• [Supplied records]
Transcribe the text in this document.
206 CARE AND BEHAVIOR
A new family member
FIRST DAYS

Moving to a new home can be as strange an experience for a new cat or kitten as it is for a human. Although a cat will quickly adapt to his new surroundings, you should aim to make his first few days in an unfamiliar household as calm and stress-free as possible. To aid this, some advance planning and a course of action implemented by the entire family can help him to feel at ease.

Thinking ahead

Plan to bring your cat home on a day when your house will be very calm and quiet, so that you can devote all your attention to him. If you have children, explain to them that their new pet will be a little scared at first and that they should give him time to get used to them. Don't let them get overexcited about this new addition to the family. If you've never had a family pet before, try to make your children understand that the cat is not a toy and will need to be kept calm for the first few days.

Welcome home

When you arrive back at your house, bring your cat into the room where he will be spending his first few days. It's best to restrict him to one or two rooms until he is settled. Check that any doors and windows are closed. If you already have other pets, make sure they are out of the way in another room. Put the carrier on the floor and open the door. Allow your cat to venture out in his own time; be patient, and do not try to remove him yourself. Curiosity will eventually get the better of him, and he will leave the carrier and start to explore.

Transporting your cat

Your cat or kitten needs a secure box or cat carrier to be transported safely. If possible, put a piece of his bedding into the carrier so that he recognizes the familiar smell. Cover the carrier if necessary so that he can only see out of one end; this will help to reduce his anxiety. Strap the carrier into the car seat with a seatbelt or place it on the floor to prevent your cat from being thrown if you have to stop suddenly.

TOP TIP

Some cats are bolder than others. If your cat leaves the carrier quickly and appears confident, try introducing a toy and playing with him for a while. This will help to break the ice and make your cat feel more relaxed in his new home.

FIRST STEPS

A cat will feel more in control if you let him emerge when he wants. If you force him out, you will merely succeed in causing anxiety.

• [Request] Extract each line of the material exactly as it stands.

• [Response to this exercise]
Transcribe the text in this document.
206 CARE AND BEHAVIOR
A new family member
FIRST DAYS

Moving to a new home can be as strange an experience for a new cat or kitten as it is for a human. Although a cat will quickly adapt to his new surroundings, you should aim to make his first few days in an unfamiliar household as calm and stress-free as possible. To aid this, some advance planning and a course of action implemented by the entire family can help him to feel at ease.

Thinking ahead

Plan to bring your cat home on a day when your house will be very calm and quiet, so that you can devote all your attention to him. If you have children, explain to them that their new pet will be a little scared at first and that they should give him time to get used to them. Don't let them get overexcited about this new addition to the family. If you've never had a family pet before, try to make your children understand that the cat is not a toy and will need to be kept calm for the first few days.

Welcome home

When you arrive back at your house, bring your cat into the room where he will be spending his first few days. It's best to restrict him to one or two rooms until he is settled. Check that any doors and windows are closed. If you already have other pets, make sure they are out of the way in another room. Put the carrier on the floor and open the door. Allow your cat to venture out in his own time; be patient, and do not try to remove him yourself. Curiosity will eventually get the better of him, and he will leave the carrier and start to explore.

Transporting your cat

Your cat or kitten needs a secure box or cat carrier to be transported safely. If possible, put a piece of his bedding into the carrier so that he recognizes the familiar smell. Cover the carrier if necessary so that he can only see out of one end; this will help to reduce his anxiety. Strap the carrier into the car seat with a seatbelt or place it on the floor to prevent your cat from being thrown if you have to stop suddenly.

TOP TIP

Some cats are bolder than others. If your cat leaves the carrier quickly and appears confident, try introducing a toy and playing with him for a while. This will help to break the ice and make your cat feel more relaxed in his new home.

FIRST STEPS

A cat will feel more in control if you let him emerge when he wants. If you force him out, you will merely succeed in causing anxiety.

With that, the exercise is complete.